Kubernetes Restore

Introduction

Restoring Kubernetes resources is a critical skill for any Kubernetes administrator. No matter how stable your cluster is, you'll eventually face situations where you need to recover from data loss, configuration errors, or cluster failures. This guide will walk you through the concepts, tools, and techniques for effectively restoring Kubernetes resources from backups.

Understanding Kubernetes Restore

Kubernetes restore is the process of recreating resources and applications in a Kubernetes cluster using previously saved backup data. A proper restore strategy is essential for:

Recovering from accidental deletions
Migrating to new clusters
Rollback after failed upgrades
Disaster recovery scenarios
Meeting compliance and business continuity requirements

Prerequisites

Before diving into restore operations, make sure you have:

Access to your Kubernetes cluster with appropriate permissions
Previously created backups of your resources
Knowledge of your cluster's configuration
Backup/restore tools installed (we'll cover several options)

Basic Restore Concepts

What Can Be Restored?

In Kubernetes, you can restore:

Cluster state - API objects like deployments, services, and configmaps
Application data - Persistent volumes and their contents
Etcd data - The underlying database storing all cluster information
Custom resources - CRDs and their instances

Restore Approaches

Restoring Individual Resources

The simplest form of restore is recreating individual resources from stored manifests.

Using kubectl apply

If you've saved your resource definitions as YAML or JSON files, you can restore them using kubectl apply:

# Restore a single resource
kubectl apply -f deployment-backup.yaml

# Restore multiple resources
kubectl apply -f backup-directory/

# Restore an entire namespace
kubectl apply -f namespace-backup/ -n my-namespace

Example output:

deployment.apps/nginx-deployment created
service/nginx-service created
configmap/nginx-config created

Restoring from etcd Snapshots

For more critical scenarios, you might need to restore the entire etcd database:

# Stop the API server
sudo systemctl stop kube-apiserver

# Restore etcd from snapshot
ETCDCTL_API=3 etcdctl snapshot restore snapshot.db \
  --data-dir=/var/lib/etcd-restore \
  --initial-cluster="master-1=https://192.168.1.10:2380" \
  --initial-cluster-token="etcd-cluster" \
  --initial-advertise-peer-urls="https://192.168.1.10:2380"

# Update etcd configuration to use restored data
sudo mv /var/lib/etcd /var/lib/etcd.old
sudo mv /var/lib/etcd-restore /var/lib/etcd

# Restart etcd and API server
sudo systemctl restart etcd
sudo systemctl start kube-apiserver

Using Specialized Backup/Restore Tools

Several tools exist specifically for Kubernetes backup and restore operations.

#### DATA ENTRIES

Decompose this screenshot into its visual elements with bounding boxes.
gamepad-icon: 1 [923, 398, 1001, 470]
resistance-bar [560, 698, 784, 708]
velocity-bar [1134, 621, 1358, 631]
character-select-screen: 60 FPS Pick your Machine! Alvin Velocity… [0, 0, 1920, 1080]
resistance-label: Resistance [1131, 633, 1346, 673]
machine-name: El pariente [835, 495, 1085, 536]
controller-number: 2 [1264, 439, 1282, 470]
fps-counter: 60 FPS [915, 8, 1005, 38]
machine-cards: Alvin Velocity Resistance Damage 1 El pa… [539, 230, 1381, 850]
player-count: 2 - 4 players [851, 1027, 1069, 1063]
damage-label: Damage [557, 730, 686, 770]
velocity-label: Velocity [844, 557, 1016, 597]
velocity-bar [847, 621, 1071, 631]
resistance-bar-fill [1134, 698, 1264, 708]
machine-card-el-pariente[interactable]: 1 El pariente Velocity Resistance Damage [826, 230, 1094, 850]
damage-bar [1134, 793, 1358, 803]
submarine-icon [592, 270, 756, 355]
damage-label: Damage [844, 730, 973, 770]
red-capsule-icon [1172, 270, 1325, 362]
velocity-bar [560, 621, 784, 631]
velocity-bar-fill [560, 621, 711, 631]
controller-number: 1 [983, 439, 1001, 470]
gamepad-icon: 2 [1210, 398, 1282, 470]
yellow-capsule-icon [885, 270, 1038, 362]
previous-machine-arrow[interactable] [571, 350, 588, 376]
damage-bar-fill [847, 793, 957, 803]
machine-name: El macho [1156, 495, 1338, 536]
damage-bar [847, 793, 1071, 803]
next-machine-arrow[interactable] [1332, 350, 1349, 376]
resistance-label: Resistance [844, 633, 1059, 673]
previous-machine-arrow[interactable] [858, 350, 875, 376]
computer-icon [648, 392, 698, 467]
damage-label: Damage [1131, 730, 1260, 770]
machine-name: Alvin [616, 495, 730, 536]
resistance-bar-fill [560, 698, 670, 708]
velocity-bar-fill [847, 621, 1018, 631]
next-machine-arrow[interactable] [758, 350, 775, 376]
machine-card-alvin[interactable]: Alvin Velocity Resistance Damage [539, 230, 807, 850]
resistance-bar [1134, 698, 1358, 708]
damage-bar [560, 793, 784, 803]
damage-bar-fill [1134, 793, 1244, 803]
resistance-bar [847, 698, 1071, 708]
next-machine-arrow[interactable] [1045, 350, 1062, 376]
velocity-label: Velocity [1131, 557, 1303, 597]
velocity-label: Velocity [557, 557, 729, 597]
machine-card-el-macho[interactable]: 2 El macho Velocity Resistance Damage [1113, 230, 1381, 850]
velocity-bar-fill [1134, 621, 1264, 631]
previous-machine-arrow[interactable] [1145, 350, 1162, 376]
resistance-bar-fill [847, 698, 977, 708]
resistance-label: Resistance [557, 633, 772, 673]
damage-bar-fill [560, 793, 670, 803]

#### PROMPT
Answer these questions from the Kubernetes restore guide.
(a) Which command does the guide give for restoring an entire namespace?
(b) Which service is stopped before etcd is restored from a snapshot?
(c) How does the guide describe etcd data?

#### EXERCISE ANSWER
(a) kubectl apply -f namespace-backup/ -n my-namespace
(b) The API server (kube-apiserver).
(c) As the underlying database storing all cluster information.